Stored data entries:
━━━━━━━━━━━━━━━━

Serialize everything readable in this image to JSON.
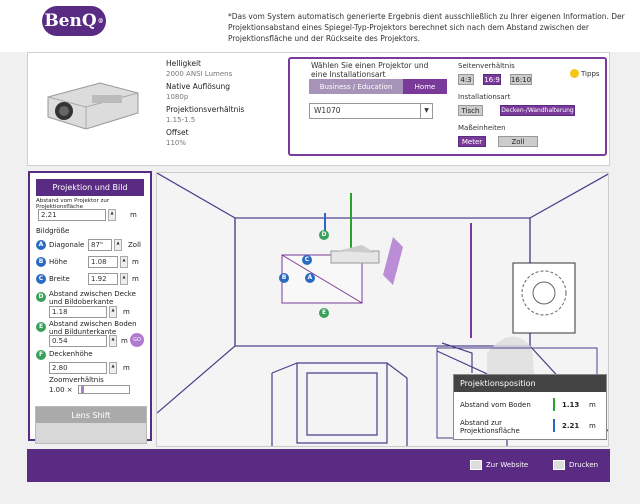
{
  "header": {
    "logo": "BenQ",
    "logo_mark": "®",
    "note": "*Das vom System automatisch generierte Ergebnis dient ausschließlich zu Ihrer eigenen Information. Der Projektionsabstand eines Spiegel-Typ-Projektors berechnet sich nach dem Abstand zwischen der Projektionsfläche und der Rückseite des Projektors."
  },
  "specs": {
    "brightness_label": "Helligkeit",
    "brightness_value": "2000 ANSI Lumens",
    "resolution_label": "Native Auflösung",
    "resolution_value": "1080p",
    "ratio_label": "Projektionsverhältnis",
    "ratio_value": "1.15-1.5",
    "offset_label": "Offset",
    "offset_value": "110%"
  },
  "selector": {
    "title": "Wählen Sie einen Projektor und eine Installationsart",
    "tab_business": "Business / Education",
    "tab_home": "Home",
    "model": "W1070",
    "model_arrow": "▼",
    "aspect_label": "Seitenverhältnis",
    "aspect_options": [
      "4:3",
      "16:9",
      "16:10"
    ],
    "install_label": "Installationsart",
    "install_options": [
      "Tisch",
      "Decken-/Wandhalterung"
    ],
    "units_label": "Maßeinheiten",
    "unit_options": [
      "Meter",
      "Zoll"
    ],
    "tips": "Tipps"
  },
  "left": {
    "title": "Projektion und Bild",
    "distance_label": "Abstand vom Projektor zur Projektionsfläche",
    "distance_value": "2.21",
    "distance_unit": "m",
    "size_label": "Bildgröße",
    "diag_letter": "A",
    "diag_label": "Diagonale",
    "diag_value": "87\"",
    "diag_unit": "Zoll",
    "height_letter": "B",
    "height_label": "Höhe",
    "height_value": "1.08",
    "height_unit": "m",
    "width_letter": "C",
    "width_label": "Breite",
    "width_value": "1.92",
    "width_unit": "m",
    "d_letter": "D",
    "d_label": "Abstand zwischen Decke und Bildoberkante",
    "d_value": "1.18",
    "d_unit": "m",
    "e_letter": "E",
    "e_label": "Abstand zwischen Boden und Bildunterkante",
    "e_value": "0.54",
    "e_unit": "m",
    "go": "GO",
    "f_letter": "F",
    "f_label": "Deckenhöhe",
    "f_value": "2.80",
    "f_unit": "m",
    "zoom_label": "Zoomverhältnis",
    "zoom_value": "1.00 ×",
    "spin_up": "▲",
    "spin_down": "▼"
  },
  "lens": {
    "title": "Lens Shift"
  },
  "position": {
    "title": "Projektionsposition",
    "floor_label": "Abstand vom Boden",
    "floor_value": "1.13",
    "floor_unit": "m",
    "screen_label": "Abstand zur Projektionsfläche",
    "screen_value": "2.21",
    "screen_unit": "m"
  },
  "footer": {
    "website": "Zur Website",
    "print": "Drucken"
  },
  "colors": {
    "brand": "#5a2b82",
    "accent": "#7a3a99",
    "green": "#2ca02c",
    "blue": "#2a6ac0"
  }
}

━━━━━━━━━━━━━━━━

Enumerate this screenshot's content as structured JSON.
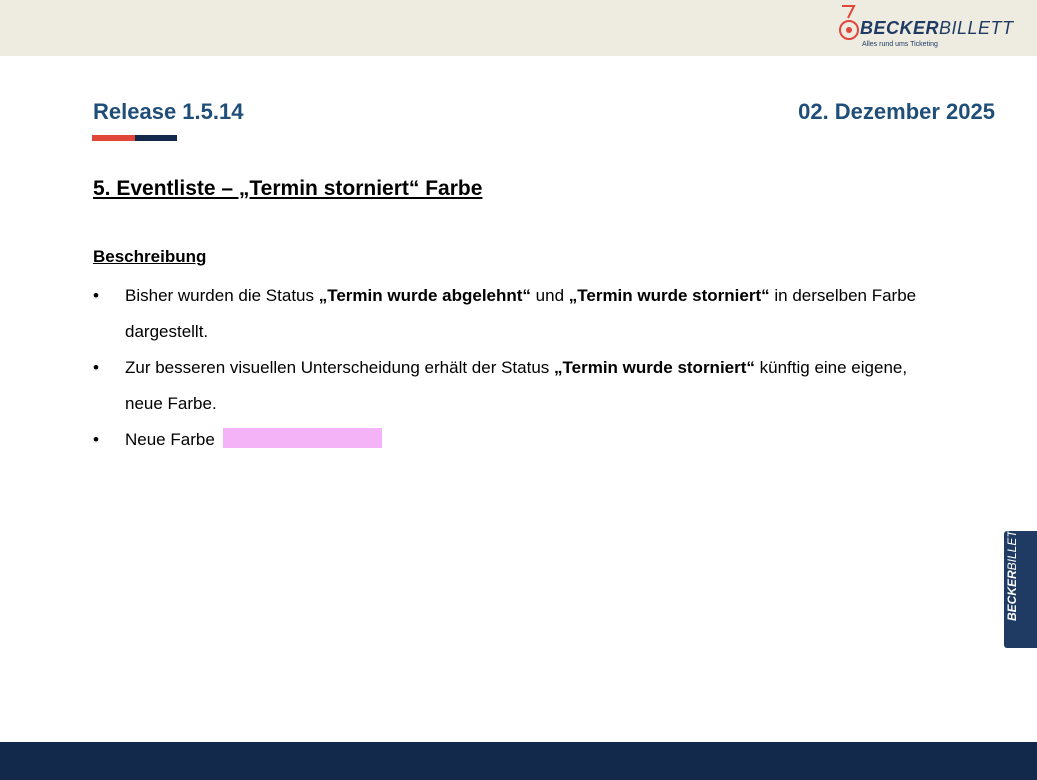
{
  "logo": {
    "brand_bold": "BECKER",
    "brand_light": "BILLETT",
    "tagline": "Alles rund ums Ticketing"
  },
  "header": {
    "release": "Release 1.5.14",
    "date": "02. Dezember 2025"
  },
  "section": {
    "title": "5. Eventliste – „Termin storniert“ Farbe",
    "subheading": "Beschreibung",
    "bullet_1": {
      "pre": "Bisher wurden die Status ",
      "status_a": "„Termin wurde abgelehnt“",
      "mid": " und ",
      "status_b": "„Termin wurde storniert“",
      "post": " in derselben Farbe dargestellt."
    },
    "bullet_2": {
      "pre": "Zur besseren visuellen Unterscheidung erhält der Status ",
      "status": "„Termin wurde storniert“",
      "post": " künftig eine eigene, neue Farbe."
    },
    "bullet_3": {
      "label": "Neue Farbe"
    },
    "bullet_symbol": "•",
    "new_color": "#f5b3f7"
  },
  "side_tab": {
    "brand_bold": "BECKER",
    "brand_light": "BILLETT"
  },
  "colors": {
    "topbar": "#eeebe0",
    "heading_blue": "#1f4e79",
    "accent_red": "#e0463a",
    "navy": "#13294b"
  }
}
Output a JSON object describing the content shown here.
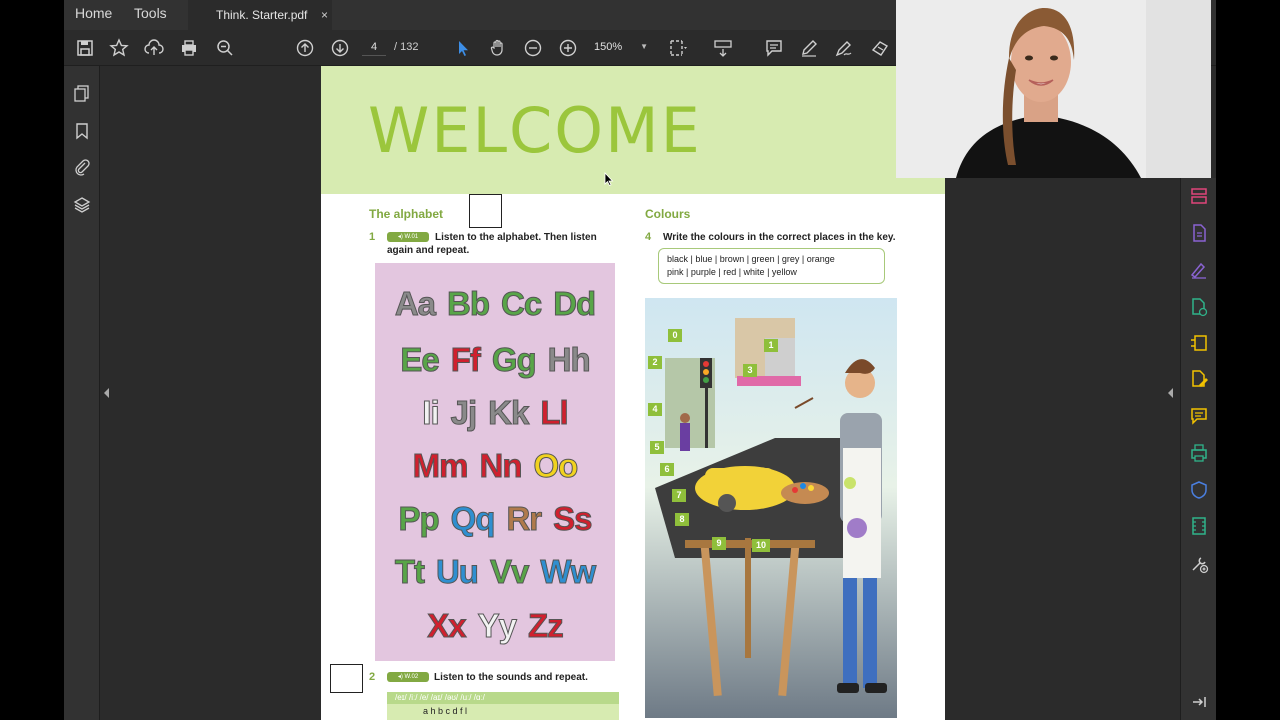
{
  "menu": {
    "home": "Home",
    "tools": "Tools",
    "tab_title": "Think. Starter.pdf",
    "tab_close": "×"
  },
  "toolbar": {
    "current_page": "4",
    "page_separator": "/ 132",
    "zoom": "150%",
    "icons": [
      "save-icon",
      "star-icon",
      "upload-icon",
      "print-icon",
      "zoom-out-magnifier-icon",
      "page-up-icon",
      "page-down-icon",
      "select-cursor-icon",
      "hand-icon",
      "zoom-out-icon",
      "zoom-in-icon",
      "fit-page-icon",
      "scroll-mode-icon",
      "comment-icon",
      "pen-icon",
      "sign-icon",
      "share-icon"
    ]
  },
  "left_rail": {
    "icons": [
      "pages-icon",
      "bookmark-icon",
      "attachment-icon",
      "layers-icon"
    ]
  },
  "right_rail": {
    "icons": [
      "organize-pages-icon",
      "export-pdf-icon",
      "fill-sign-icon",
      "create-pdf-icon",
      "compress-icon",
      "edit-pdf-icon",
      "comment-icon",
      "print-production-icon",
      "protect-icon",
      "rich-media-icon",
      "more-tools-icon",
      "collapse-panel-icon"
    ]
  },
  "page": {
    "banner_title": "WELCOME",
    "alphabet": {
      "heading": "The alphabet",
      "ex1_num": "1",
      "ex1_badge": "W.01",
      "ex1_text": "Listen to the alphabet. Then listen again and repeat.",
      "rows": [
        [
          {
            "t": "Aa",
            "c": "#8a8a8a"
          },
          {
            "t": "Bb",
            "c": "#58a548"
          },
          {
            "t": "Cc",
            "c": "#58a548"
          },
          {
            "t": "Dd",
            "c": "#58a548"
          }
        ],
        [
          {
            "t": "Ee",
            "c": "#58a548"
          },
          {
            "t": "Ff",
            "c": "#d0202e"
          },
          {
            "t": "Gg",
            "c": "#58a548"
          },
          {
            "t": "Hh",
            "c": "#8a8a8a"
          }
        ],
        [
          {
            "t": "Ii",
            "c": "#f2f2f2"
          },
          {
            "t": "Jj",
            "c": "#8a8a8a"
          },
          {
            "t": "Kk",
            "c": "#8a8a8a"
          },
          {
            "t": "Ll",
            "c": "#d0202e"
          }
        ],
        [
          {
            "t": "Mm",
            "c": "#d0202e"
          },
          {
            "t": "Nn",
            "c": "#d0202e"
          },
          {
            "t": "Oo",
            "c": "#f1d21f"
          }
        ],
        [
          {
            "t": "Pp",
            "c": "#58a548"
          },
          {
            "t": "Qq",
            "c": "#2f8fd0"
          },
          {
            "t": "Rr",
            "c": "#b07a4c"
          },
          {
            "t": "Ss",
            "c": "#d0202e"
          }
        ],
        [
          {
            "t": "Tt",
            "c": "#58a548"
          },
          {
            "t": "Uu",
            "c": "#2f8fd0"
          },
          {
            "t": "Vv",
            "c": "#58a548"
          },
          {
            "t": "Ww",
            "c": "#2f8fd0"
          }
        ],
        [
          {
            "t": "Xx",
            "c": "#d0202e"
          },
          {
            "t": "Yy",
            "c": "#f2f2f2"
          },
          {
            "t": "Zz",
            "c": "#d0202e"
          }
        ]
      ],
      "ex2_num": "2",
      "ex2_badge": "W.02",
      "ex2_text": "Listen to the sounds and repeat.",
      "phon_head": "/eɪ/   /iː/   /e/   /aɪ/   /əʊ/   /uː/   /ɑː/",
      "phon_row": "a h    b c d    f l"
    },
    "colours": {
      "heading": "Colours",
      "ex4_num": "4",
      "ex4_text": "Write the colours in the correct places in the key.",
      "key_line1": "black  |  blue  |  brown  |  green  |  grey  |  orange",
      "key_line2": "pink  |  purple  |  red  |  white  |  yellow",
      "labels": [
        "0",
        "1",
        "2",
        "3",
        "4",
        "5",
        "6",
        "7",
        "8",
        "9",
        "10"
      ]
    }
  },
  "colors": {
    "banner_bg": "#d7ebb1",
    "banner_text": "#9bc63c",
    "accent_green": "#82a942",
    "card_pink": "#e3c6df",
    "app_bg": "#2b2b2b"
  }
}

━━━━━━━━━━━━━━━━

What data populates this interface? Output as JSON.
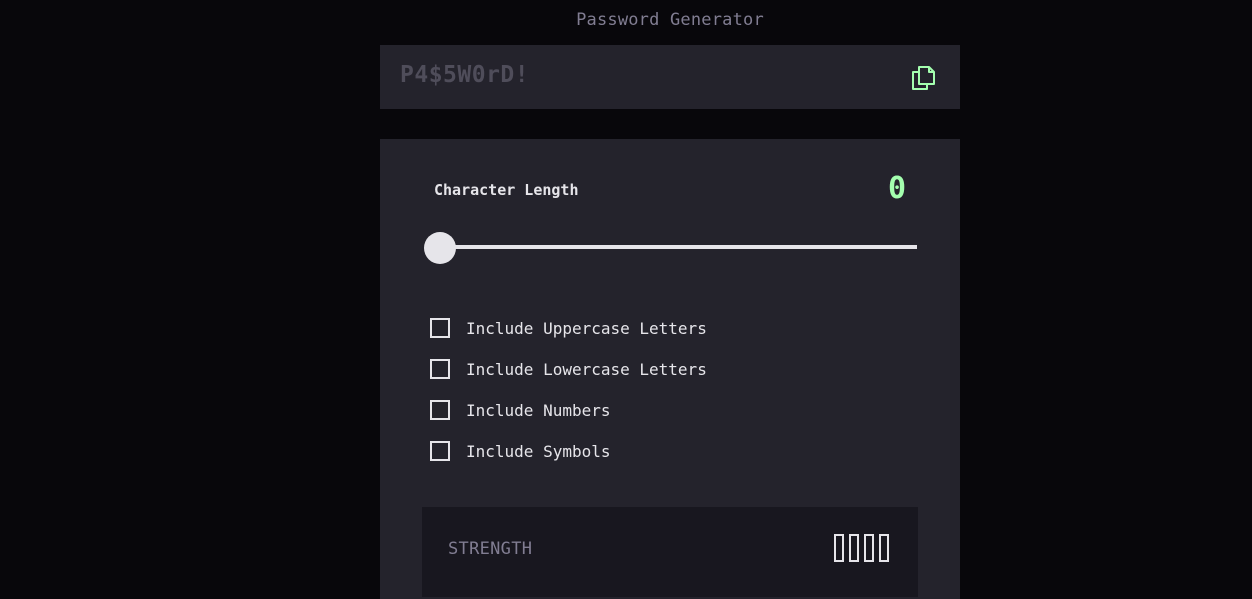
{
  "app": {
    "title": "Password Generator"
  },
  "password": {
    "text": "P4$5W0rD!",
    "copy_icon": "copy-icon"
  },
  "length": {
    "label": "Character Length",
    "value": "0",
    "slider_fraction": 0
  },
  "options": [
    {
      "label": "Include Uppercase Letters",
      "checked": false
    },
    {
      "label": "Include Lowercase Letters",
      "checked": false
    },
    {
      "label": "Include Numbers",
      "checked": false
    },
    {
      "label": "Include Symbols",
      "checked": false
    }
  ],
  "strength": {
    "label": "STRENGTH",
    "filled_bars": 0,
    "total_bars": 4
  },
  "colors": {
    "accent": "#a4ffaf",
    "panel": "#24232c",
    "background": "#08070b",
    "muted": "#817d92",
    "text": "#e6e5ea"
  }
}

━━━━━━━━━━━━━━━━

Select every line where the word "Termin" occurs.

    "title": "5. Eventliste – „Termin storniert“ Farbe",
      "status_a": "„Termin wurde abgelehnt“",
      "status_b": "„Termin wurde storniert“",
      "status": "„Termin wurde storniert“",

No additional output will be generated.